START RECORDS PROVIDED

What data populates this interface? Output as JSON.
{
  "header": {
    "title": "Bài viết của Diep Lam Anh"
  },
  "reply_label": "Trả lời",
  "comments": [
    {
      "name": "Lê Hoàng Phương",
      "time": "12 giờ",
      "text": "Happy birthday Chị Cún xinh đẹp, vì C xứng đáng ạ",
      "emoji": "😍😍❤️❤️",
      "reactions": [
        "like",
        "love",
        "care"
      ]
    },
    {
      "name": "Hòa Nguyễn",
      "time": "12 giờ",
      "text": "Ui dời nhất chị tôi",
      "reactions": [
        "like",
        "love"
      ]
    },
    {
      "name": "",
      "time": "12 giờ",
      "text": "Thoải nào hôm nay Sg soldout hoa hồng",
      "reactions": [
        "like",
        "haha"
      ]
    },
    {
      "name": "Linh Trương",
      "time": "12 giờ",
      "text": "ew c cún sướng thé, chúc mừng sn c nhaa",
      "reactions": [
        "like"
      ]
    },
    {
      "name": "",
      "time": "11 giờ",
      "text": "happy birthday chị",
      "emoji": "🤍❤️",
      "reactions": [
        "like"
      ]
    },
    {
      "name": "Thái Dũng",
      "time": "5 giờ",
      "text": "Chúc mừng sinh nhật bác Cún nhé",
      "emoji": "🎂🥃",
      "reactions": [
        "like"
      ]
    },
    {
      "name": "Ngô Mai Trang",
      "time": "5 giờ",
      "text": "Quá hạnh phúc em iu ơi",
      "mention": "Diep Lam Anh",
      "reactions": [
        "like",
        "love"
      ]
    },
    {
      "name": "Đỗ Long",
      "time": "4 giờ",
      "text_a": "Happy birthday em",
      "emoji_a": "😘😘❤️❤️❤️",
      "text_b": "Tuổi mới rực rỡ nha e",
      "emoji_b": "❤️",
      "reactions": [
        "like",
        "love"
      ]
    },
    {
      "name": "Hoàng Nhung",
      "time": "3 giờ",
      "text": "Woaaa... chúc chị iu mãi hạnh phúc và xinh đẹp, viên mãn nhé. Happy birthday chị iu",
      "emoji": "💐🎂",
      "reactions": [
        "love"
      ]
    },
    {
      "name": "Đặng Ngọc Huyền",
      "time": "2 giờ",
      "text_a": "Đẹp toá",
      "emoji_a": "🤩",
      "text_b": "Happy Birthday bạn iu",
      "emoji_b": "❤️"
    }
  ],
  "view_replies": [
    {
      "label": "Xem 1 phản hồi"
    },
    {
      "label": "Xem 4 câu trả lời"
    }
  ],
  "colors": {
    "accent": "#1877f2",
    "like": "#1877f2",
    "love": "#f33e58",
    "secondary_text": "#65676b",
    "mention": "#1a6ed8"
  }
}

END RECORDS PROVIDED

### EXERCISE AIM
Return the material in full, exactly as shown.

### SOLVED EXERCISE
What data populates this interface? Output as JSON.
{
  "header": {
    "title": "Bài viết của Diep Lam Anh"
  },
  "reply_label": "Trả lời",
  "comments": [
    {
      "name": "Lê Hoàng Phương",
      "time": "12 giờ",
      "text": "Happy birthday Chị Cún xinh đẹp, vì C xứng đáng ạ",
      "emoji": "😍😍❤️❤️",
      "reactions": [
        "like",
        "love",
        "care"
      ]
    },
    {
      "name": "Hòa Nguyễn",
      "time": "12 giờ",
      "text": "Ui dời nhất chị tôi",
      "reactions": [
        "like",
        "love"
      ]
    },
    {
      "name": "",
      "time": "12 giờ",
      "text": "Thoải nào hôm nay Sg soldout hoa hồng",
      "reactions": [
        "like",
        "haha"
      ]
    },
    {
      "name": "Linh Trương",
      "time": "12 giờ",
      "text": "ew c cún sướng thé, chúc mừng sn c nhaa",
      "reactions": [
        "like"
      ]
    },
    {
      "name": "",
      "time": "11 giờ",
      "text": "happy birthday chị",
      "emoji": "🤍❤️",
      "reactions": [
        "like"
      ]
    },
    {
      "name": "Thái Dũng",
      "time": "5 giờ",
      "text": "Chúc mừng sinh nhật bác Cún nhé",
      "emoji": "🎂🥃",
      "reactions": [
        "like"
      ]
    },
    {
      "name": "Ngô Mai Trang",
      "time": "5 giờ",
      "text": "Quá hạnh phúc em iu ơi",
      "mention": "Diep Lam Anh",
      "reactions": [
        "like",
        "love"
      ]
    },
    {
      "name": "Đỗ Long",
      "time": "4 giờ",
      "text_a": "Happy birthday em",
      "emoji_a": "😘😘❤️❤️❤️",
      "text_b": "Tuổi mới rực rỡ nha e",
      "emoji_b": "❤️",
      "reactions": [
        "like",
        "love"
      ]
    },
    {
      "name": "Hoàng Nhung",
      "time": "3 giờ",
      "text": "Woaaa... chúc chị iu mãi hạnh phúc và xinh đẹp, viên mãn nhé. Happy birthday chị iu",
      "emoji": "💐🎂",
      "reactions": [
        "love"
      ]
    },
    {
      "name": "Đặng Ngọc Huyền",
      "time": "2 giờ",
      "text_a": "Đẹp toá",
      "emoji_a": "🤩",
      "text_b": "Happy Birthday bạn iu",
      "emoji_b": "❤️"
    }
  ],
  "view_replies": [
    {
      "label": "Xem 1 phản hồi"
    },
    {
      "label": "Xem 4 câu trả lời"
    }
  ],
  "colors": {
    "accent": "#1877f2",
    "like": "#1877f2",
    "love": "#f33e58",
    "secondary_text": "#65676b",
    "mention": "#1a6ed8"
  }
}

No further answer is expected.